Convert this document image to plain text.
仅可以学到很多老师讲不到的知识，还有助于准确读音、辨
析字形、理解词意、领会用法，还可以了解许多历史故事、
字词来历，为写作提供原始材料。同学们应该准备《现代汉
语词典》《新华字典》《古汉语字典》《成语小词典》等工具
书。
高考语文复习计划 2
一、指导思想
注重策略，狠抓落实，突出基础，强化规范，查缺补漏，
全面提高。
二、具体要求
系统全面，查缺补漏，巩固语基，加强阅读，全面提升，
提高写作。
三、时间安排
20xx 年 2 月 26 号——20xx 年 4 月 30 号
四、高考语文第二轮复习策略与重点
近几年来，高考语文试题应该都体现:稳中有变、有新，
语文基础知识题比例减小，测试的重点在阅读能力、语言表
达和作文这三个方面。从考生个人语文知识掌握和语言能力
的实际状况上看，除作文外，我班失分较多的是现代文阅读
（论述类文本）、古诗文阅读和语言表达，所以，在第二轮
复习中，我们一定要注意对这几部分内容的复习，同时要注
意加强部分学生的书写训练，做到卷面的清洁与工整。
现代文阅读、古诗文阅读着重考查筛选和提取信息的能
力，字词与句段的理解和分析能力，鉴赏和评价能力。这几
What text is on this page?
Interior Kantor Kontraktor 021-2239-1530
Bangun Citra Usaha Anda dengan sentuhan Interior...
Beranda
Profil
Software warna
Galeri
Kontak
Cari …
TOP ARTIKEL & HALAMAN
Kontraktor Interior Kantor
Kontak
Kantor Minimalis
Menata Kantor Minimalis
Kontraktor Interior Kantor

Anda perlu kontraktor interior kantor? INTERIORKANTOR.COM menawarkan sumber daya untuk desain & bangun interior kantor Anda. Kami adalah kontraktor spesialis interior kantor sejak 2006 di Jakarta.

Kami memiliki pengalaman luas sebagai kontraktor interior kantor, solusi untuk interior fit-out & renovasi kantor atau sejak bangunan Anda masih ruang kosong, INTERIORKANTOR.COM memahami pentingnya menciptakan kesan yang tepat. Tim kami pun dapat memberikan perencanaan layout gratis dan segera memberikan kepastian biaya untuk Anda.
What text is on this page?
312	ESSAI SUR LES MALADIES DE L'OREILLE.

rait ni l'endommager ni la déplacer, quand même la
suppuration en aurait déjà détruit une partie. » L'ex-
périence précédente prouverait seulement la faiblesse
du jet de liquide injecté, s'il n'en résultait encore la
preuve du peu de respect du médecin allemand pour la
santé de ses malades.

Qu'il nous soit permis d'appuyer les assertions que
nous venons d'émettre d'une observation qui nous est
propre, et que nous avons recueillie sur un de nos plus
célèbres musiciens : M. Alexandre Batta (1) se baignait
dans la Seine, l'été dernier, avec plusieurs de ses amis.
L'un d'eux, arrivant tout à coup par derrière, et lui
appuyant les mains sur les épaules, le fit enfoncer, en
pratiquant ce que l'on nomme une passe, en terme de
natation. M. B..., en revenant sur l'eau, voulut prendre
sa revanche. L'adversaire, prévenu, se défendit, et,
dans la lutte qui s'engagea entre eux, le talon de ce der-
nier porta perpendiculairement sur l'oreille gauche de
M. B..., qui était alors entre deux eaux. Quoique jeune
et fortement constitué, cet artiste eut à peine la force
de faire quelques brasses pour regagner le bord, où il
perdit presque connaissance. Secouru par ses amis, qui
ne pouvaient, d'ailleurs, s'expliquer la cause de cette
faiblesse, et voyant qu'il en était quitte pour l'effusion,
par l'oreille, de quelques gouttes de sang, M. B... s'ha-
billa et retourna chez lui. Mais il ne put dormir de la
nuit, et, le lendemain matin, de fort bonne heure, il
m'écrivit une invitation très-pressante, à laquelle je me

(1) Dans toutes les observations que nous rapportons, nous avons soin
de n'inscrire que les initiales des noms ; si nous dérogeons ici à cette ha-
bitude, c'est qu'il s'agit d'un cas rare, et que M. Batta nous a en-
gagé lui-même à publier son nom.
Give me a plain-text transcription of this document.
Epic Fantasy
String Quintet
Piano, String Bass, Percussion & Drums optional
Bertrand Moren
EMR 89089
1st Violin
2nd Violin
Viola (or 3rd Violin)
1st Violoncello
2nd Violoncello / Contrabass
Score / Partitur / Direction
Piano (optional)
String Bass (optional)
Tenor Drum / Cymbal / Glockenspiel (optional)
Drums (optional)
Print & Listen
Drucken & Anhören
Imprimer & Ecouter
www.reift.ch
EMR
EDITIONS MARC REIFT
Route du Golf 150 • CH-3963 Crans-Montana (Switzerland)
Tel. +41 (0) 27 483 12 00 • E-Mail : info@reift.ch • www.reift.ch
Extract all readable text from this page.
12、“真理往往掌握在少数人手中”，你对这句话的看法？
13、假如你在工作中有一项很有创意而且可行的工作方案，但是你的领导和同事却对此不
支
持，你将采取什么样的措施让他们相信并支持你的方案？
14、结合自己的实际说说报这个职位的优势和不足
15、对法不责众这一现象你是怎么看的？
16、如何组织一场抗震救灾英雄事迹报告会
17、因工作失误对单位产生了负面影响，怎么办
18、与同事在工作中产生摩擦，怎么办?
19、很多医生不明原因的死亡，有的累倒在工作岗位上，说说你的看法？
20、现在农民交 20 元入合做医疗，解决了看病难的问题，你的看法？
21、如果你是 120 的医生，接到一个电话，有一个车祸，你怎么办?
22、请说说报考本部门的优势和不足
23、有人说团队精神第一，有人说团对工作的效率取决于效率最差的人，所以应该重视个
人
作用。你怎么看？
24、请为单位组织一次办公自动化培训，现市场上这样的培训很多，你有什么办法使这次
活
==*==
• _WHAT IS NEEDED_:
Write out every entry word for word.

• _WORKED ANSWER_:
Convert this document image to plain text.
仅可以学到很多老师讲不到的知识，还有助于准确读音、辨
析字形、理解词意、领会用法，还可以了解许多历史故事、
字词来历，为写作提供原始材料。同学们应该准备《现代汉
语词典》《新华字典》《古汉语字典》《成语小词典》等工具
书。
高考语文复习计划 2
一、指导思想
注重策略，狠抓落实，突出基础，强化规范，查缺补漏，
全面提高。
二、具体要求
系统全面，查缺补漏，巩固语基，加强阅读，全面提升，
提高写作。
三、时间安排
20xx 年 2 月 26 号——20xx 年 4 月 30 号
四、高考语文第二轮复习策略与重点
近几年来，高考语文试题应该都体现:稳中有变、有新，
语文基础知识题比例减小，测试的重点在阅读能力、语言表
达和作文这三个方面。从考生个人语文知识掌握和语言能力
的实际状况上看，除作文外，我班失分较多的是现代文阅读
（论述类文本）、古诗文阅读和语言表达，所以，在第二轮
复习中，我们一定要注意对这几部分内容的复习，同时要注
意加强部分学生的书写训练，做到卷面的清洁与工整。
现代文阅读、古诗文阅读着重考查筛选和提取信息的能
力，字词与句段的理解和分析能力，鉴赏和评价能力。这几
What text is on this page?
Interior Kantor Kontraktor 021-2239-1530
Bangun Citra Usaha Anda dengan sentuhan Interior...
Beranda
Profil
Software warna
Galeri
Kontak
Cari …
TOP ARTIKEL & HALAMAN
Kontraktor Interior Kantor
Kontak
Kantor Minimalis
Menata Kantor Minimalis
Kontraktor Interior Kantor

Anda perlu kontraktor interior kantor? INTERIORKANTOR.COM menawarkan sumber daya untuk desain & bangun interior kantor Anda. Kami adalah kontraktor spesialis interior kantor sejak 2006 di Jakarta.

Kami memiliki pengalaman luas sebagai kontraktor interior kantor, solusi untuk interior fit-out & renovasi kantor atau sejak bangunan Anda masih ruang kosong, INTERIORKANTOR.COM memahami pentingnya menciptakan kesan yang tepat. Tim kami pun dapat memberikan perencanaan layout gratis dan segera memberikan kepastian biaya untuk Anda.
What text is on this page?
312	ESSAI SUR LES MALADIES DE L'OREILLE.

rait ni l'endommager ni la déplacer, quand même la
suppuration en aurait déjà détruit une partie. » L'ex-
périence précédente prouverait seulement la faiblesse
du jet de liquide injecté, s'il n'en résultait encore la
preuve du peu de respect du médecin allemand pour la
santé de ses malades.

Qu'il nous soit permis d'appuyer les assertions que
nous venons d'émettre d'une observation qui nous est
propre, et que nous avons recueillie sur un de nos plus
célèbres musiciens : M. Alexandre Batta (1) se baignait
dans la Seine, l'été dernier, avec plusieurs de ses amis.
L'un d'eux, arrivant tout à coup par derrière, et lui
appuyant les mains sur les épaules, le fit enfoncer, en
pratiquant ce que l'on nomme une passe, en terme de
natation. M. B..., en revenant sur l'eau, voulut prendre
sa revanche. L'adversaire, prévenu, se défendit, et,
dans la lutte qui s'engagea entre eux, le talon de ce der-
nier porta perpendiculairement sur l'oreille gauche de
M. B..., qui était alors entre deux eaux. Quoique jeune
et fortement constitué, cet artiste eut à peine la force
de faire quelques brasses pour regagner le bord, où il
perdit presque connaissance. Secouru par ses amis, qui
ne pouvaient, d'ailleurs, s'expliquer la cause de cette
faiblesse, et voyant qu'il en était quitte pour l'effusion,
par l'oreille, de quelques gouttes de sang, M. B... s'ha-
billa et retourna chez lui. Mais il ne put dormir de la
nuit, et, le lendemain matin, de fort bonne heure, il
m'écrivit une invitation très-pressante, à laquelle je me

(1) Dans toutes les observations que nous rapportons, nous avons soin
de n'inscrire que les initiales des noms ; si nous dérogeons ici à cette ha-
bitude, c'est qu'il s'agit d'un cas rare, et que M. Batta nous a en-
gagé lui-même à publier son nom.
Give me a plain-text transcription of this document.
Epic Fantasy
String Quintet
Piano, String Bass, Percussion & Drums optional
Bertrand Moren
EMR 89089
1st Violin
2nd Violin
Viola (or 3rd Violin)
1st Violoncello
2nd Violoncello / Contrabass
Score / Partitur / Direction
Piano (optional)
String Bass (optional)
Tenor Drum / Cymbal / Glockenspiel (optional)
Drums (optional)
Print & Listen
Drucken & Anhören
Imprimer & Ecouter
www.reift.ch
EMR
EDITIONS MARC REIFT
Route du Golf 150 • CH-3963 Crans-Montana (Switzerland)
Tel. +41 (0) 27 483 12 00 • E-Mail : info@reift.ch • www.reift.ch
Extract all readable text from this page.
12、“真理往往掌握在少数人手中”，你对这句话的看法？
13、假如你在工作中有一项很有创意而且可行的工作方案，但是你的领导和同事却对此不
支
持，你将采取什么样的措施让他们相信并支持你的方案？
14、结合自己的实际说说报这个职位的优势和不足
15、对法不责众这一现象你是怎么看的？
16、如何组织一场抗震救灾英雄事迹报告会
17、因工作失误对单位产生了负面影响，怎么办
18、与同事在工作中产生摩擦，怎么办?
19、很多医生不明原因的死亡，有的累倒在工作岗位上，说说你的看法？
20、现在农民交 20 元入合做医疗，解决了看病难的问题，你的看法？
21、如果你是 120 的医生，接到一个电话，有一个车祸，你怎么办?
22、请说说报考本部门的优势和不足
23、有人说团队精神第一，有人说团对工作的效率取决于效率最差的人，所以应该重视个
人
作用。你怎么看？
24、请为单位组织一次办公自动化培训，现市场上这样的培训很多，你有什么办法使这次
活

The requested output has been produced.